§ **WRITTEN REQUEST**
Below are some records; give them all again exactly, but not the pictures.

"""

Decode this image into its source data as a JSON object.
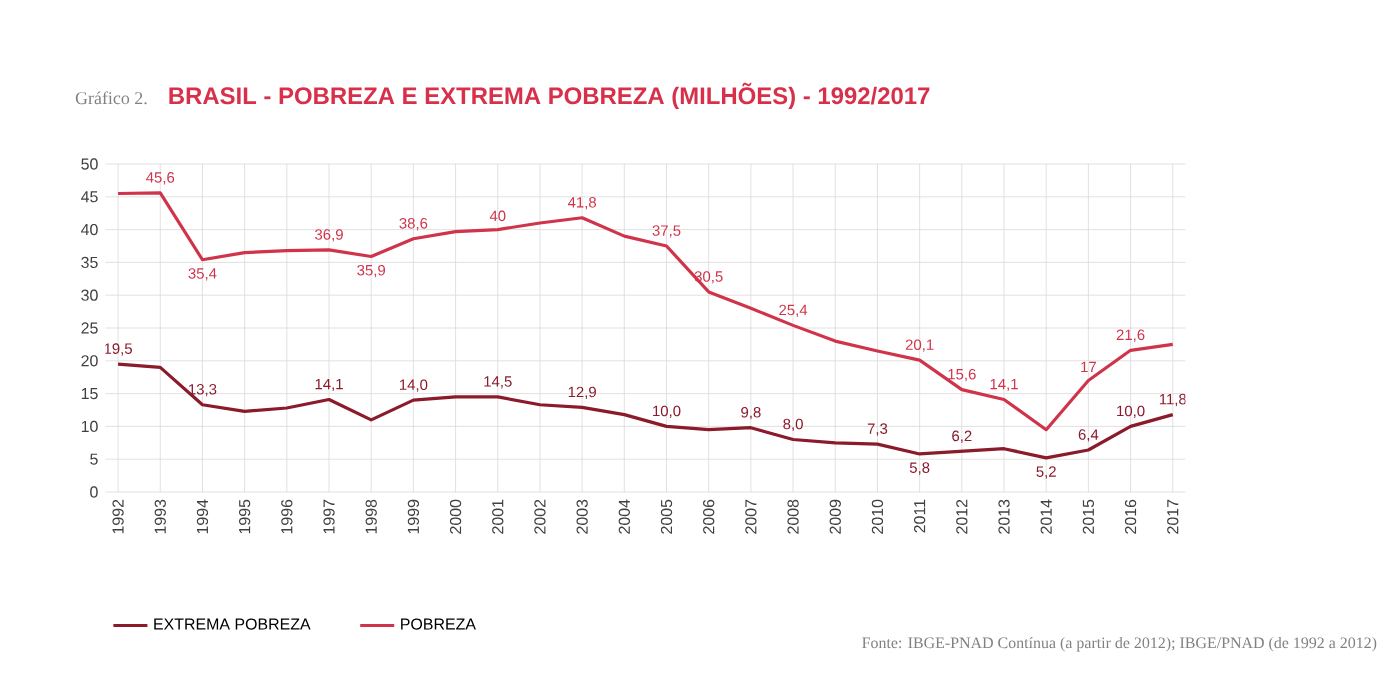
{
  "chart_data": {
    "type": "line",
    "subtitle": "Gráfico 2.",
    "title": "BRASIL - POBREZA E EXTREMA POBREZA (MILHÕES) - 1992/2017",
    "categories": [
      "1992",
      "1993",
      "1994",
      "1995",
      "1996",
      "1997",
      "1998",
      "1999",
      "2000",
      "2001",
      "2002",
      "2003",
      "2004",
      "2005",
      "2006",
      "2007",
      "2008",
      "2009",
      "2010",
      "2011",
      "2012",
      "2013",
      "2014",
      "2015",
      "2016",
      "2017"
    ],
    "series": [
      {
        "name": "EXTREMA POBREZA",
        "color": "#8b1a2b",
        "values": [
          19.5,
          19.0,
          13.3,
          12.3,
          12.8,
          14.1,
          11.0,
          14.0,
          14.5,
          14.5,
          13.3,
          12.9,
          11.8,
          10.0,
          9.5,
          9.8,
          8.0,
          7.5,
          7.3,
          5.8,
          6.2,
          6.6,
          5.2,
          6.4,
          10.0,
          11.8
        ],
        "value_labels": [
          "19,5",
          null,
          "13,3",
          null,
          null,
          "14,1",
          null,
          "14,0",
          null,
          "14,5",
          null,
          "12,9",
          null,
          "10,0",
          null,
          "9,8",
          "8,0",
          null,
          "7,3",
          "5,8",
          "6,2",
          null,
          "5,2",
          "6,4",
          "10,0",
          "11,8"
        ]
      },
      {
        "name": "POBREZA",
        "color": "#d0344a",
        "values": [
          45.5,
          45.6,
          35.4,
          36.5,
          36.8,
          36.9,
          35.9,
          38.6,
          39.7,
          40,
          41,
          41.8,
          39,
          37.5,
          30.5,
          28,
          25.4,
          23,
          21.5,
          20.1,
          15.6,
          14.1,
          9.5,
          17,
          21.6,
          22.5
        ],
        "value_labels": [
          null,
          "45,6",
          "35,4",
          null,
          null,
          "36,9",
          "35,9",
          "38,6",
          null,
          "40",
          null,
          "41,8",
          null,
          "37,5",
          "30,5",
          null,
          "25,4",
          null,
          null,
          "20,1",
          "15,6",
          "14,1",
          null,
          "17",
          "21,6",
          null
        ]
      }
    ],
    "ylim": [
      0,
      50
    ],
    "yticks": [
      0,
      5,
      10,
      15,
      20,
      25,
      30,
      35,
      40,
      45,
      50
    ],
    "grid": true,
    "legend": "bottom left",
    "marker": "none",
    "line_style": "solid",
    "annotations": [
      "Fonte: IBGE-PNAD Contínua  (a partir de 2012); IBGE/PNAD (de 1992 a 2012)"
    ]
  }
}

"""

§ **RESPONSE BELOW**
Decode this image into its source data as a JSON object.
{
  "chart_data": {
    "type": "line",
    "subtitle": "Gráfico 2.",
    "title": "BRASIL - POBREZA E EXTREMA POBREZA (MILHÕES) - 1992/2017",
    "categories": [
      "1992",
      "1993",
      "1994",
      "1995",
      "1996",
      "1997",
      "1998",
      "1999",
      "2000",
      "2001",
      "2002",
      "2003",
      "2004",
      "2005",
      "2006",
      "2007",
      "2008",
      "2009",
      "2010",
      "2011",
      "2012",
      "2013",
      "2014",
      "2015",
      "2016",
      "2017"
    ],
    "series": [
      {
        "name": "EXTREMA POBREZA",
        "color": "#8b1a2b",
        "values": [
          19.5,
          19.0,
          13.3,
          12.3,
          12.8,
          14.1,
          11.0,
          14.0,
          14.5,
          14.5,
          13.3,
          12.9,
          11.8,
          10.0,
          9.5,
          9.8,
          8.0,
          7.5,
          7.3,
          5.8,
          6.2,
          6.6,
          5.2,
          6.4,
          10.0,
          11.8
        ],
        "value_labels": [
          "19,5",
          null,
          "13,3",
          null,
          null,
          "14,1",
          null,
          "14,0",
          null,
          "14,5",
          null,
          "12,9",
          null,
          "10,0",
          null,
          "9,8",
          "8,0",
          null,
          "7,3",
          "5,8",
          "6,2",
          null,
          "5,2",
          "6,4",
          "10,0",
          "11,8"
        ]
      },
      {
        "name": "POBREZA",
        "color": "#d0344a",
        "values": [
          45.5,
          45.6,
          35.4,
          36.5,
          36.8,
          36.9,
          35.9,
          38.6,
          39.7,
          40,
          41,
          41.8,
          39,
          37.5,
          30.5,
          28,
          25.4,
          23,
          21.5,
          20.1,
          15.6,
          14.1,
          9.5,
          17,
          21.6,
          22.5
        ],
        "value_labels": [
          null,
          "45,6",
          "35,4",
          null,
          null,
          "36,9",
          "35,9",
          "38,6",
          null,
          "40",
          null,
          "41,8",
          null,
          "37,5",
          "30,5",
          null,
          "25,4",
          null,
          null,
          "20,1",
          "15,6",
          "14,1",
          null,
          "17",
          "21,6",
          null
        ]
      }
    ],
    "ylim": [
      0,
      50
    ],
    "yticks": [
      0,
      5,
      10,
      15,
      20,
      25,
      30,
      35,
      40,
      45,
      50
    ],
    "grid": true,
    "legend": "bottom left",
    "marker": "none",
    "line_style": "solid",
    "annotations": [
      "Fonte: IBGE-PNAD Contínua  (a partir de 2012); IBGE/PNAD (de 1992 a 2012)"
    ]
  }
}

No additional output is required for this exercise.